◆ GOAL:
Starting at the beginning of the material and going on through the line with "company-logo: HATFIELD &", rewrite each line with "SafeSend Suite" replaced by "SafeSend Hub", leaving everything else unchanged.

Element position data:
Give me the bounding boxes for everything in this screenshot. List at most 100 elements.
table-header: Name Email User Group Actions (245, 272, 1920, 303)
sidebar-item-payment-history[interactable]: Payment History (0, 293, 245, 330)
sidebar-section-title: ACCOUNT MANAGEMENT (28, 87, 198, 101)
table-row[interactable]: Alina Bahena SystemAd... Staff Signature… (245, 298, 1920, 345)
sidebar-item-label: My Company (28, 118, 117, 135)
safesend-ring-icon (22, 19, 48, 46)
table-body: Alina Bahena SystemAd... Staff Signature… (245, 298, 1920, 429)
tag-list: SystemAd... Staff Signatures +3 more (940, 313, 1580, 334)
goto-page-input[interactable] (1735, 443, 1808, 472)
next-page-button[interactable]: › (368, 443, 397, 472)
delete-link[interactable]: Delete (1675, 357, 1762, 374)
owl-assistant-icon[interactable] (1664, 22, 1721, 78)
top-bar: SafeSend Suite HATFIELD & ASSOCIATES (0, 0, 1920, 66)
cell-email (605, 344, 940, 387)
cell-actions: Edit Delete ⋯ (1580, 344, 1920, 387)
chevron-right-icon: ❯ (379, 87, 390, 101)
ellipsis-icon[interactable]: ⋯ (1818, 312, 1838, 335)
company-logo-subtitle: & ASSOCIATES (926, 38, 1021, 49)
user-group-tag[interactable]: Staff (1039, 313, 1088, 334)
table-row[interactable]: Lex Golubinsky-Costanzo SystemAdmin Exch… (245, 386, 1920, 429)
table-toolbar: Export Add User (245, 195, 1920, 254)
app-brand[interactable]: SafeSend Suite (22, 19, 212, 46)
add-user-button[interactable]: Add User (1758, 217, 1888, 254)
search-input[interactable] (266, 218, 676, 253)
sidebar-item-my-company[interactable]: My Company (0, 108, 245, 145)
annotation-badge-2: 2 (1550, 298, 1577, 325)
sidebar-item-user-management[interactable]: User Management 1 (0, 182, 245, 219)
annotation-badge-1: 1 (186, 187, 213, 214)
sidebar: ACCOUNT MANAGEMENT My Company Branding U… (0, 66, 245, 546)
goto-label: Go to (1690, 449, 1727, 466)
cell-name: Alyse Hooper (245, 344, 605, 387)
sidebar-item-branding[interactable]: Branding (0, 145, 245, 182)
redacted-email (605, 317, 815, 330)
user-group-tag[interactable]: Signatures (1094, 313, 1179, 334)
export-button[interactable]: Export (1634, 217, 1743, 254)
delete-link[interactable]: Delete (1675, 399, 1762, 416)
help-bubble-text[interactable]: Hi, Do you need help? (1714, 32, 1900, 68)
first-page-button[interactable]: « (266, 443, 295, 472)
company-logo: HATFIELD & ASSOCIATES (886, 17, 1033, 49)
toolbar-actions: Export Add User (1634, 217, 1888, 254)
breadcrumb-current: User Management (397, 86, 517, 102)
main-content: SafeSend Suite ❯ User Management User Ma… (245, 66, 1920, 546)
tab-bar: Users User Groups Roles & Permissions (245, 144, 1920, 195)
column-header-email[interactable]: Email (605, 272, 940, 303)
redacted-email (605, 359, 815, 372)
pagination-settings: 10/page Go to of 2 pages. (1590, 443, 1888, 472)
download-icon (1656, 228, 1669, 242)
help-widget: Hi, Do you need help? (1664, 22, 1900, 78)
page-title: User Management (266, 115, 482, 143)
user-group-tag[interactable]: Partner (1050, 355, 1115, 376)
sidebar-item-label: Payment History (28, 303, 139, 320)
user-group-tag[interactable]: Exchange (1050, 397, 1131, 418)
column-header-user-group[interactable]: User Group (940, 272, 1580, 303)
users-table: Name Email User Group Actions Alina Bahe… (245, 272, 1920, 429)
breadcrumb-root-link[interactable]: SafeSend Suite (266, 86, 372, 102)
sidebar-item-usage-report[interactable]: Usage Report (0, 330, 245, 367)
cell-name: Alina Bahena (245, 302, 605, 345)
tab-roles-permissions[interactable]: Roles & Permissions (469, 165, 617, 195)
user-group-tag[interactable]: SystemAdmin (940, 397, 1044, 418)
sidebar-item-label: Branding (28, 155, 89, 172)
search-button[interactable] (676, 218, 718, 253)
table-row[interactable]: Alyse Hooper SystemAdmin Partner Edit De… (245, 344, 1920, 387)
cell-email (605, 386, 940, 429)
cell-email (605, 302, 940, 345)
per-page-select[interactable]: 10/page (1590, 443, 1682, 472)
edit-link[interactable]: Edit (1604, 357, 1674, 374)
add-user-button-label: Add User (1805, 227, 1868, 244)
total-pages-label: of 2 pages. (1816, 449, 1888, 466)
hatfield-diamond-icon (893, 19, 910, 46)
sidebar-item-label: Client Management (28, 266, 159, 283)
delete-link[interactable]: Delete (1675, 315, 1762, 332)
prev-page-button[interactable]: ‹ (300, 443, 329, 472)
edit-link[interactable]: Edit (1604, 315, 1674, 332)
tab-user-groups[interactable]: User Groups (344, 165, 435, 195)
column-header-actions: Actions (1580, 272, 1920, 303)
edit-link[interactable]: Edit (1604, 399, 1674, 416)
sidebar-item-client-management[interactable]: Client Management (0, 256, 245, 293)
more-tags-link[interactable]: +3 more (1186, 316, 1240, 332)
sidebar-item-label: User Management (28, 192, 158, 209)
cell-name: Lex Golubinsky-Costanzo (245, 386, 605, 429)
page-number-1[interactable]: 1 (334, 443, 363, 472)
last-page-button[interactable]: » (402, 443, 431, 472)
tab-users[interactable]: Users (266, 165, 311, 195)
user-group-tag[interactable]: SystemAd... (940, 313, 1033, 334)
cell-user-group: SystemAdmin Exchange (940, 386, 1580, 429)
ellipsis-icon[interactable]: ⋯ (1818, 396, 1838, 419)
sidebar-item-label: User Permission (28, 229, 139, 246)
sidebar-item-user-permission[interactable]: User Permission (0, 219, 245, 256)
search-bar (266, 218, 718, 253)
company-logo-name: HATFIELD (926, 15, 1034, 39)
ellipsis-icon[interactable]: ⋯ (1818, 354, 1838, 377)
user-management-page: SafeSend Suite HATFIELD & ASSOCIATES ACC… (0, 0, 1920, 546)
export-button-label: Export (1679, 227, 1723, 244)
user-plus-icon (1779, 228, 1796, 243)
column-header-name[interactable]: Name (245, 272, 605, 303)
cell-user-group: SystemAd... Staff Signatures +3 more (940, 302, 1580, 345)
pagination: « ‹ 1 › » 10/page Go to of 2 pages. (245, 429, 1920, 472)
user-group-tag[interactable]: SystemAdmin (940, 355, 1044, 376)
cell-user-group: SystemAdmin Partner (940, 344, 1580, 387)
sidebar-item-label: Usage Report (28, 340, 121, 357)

◆ THE COMPLETED TASK:
Give me the bounding boxes for everything in this screenshot. List at most 100 elements.
table-header: Name Email User Group Actions (245, 272, 1920, 303)
sidebar-item-payment-history[interactable]: Payment History (0, 293, 245, 330)
sidebar-section-title: ACCOUNT MANAGEMENT (28, 87, 198, 101)
table-row[interactable]: Alina Bahena SystemAd... Staff Signature… (245, 298, 1920, 345)
sidebar-item-label: My Company (28, 118, 117, 135)
safesend-ring-icon (22, 19, 48, 46)
table-body: Alina Bahena SystemAd... Staff Signature… (245, 298, 1920, 429)
tag-list: SystemAd... Staff Signatures +3 more (940, 313, 1580, 334)
goto-page-input[interactable] (1735, 443, 1808, 472)
next-page-button[interactable]: › (368, 443, 397, 472)
delete-link[interactable]: Delete (1675, 357, 1762, 374)
owl-assistant-icon[interactable] (1664, 22, 1721, 78)
top-bar: SafeSend Hub HATFIELD & ASSOCIATES (0, 0, 1920, 66)
cell-email (605, 344, 940, 387)
cell-actions: Edit Delete ⋯ (1580, 344, 1920, 387)
chevron-right-icon: ❯ (379, 87, 390, 101)
ellipsis-icon[interactable]: ⋯ (1818, 312, 1838, 335)
company-logo-subtitle: & ASSOCIATES (926, 38, 1021, 49)
user-group-tag[interactable]: Staff (1039, 313, 1088, 334)
table-row[interactable]: Lex Golubinsky-Costanzo SystemAdmin Exch… (245, 386, 1920, 429)
table-toolbar: Export Add User (245, 195, 1920, 254)
app-brand[interactable]: SafeSend Hub (22, 19, 212, 46)
add-user-button[interactable]: Add User (1758, 217, 1888, 254)
search-input[interactable] (266, 218, 676, 253)
sidebar-item-my-company[interactable]: My Company (0, 108, 245, 145)
annotation-badge-2: 2 (1550, 298, 1577, 325)
sidebar-item-user-management[interactable]: User Management 1 (0, 182, 245, 219)
annotation-badge-1: 1 (186, 187, 213, 214)
sidebar: ACCOUNT MANAGEMENT My Company Branding U… (0, 66, 245, 546)
goto-label: Go to (1690, 449, 1727, 466)
cell-name: Alyse Hooper (245, 344, 605, 387)
sidebar-item-branding[interactable]: Branding (0, 145, 245, 182)
redacted-email (605, 317, 815, 330)
user-group-tag[interactable]: Signatures (1094, 313, 1179, 334)
export-button[interactable]: Export (1634, 217, 1743, 254)
delete-link[interactable]: Delete (1675, 399, 1762, 416)
help-bubble-text[interactable]: Hi, Do you need help? (1714, 32, 1900, 68)
first-page-button[interactable]: « (266, 443, 295, 472)
company-logo: HATFIELD & ASSOCIATES (886, 17, 1033, 49)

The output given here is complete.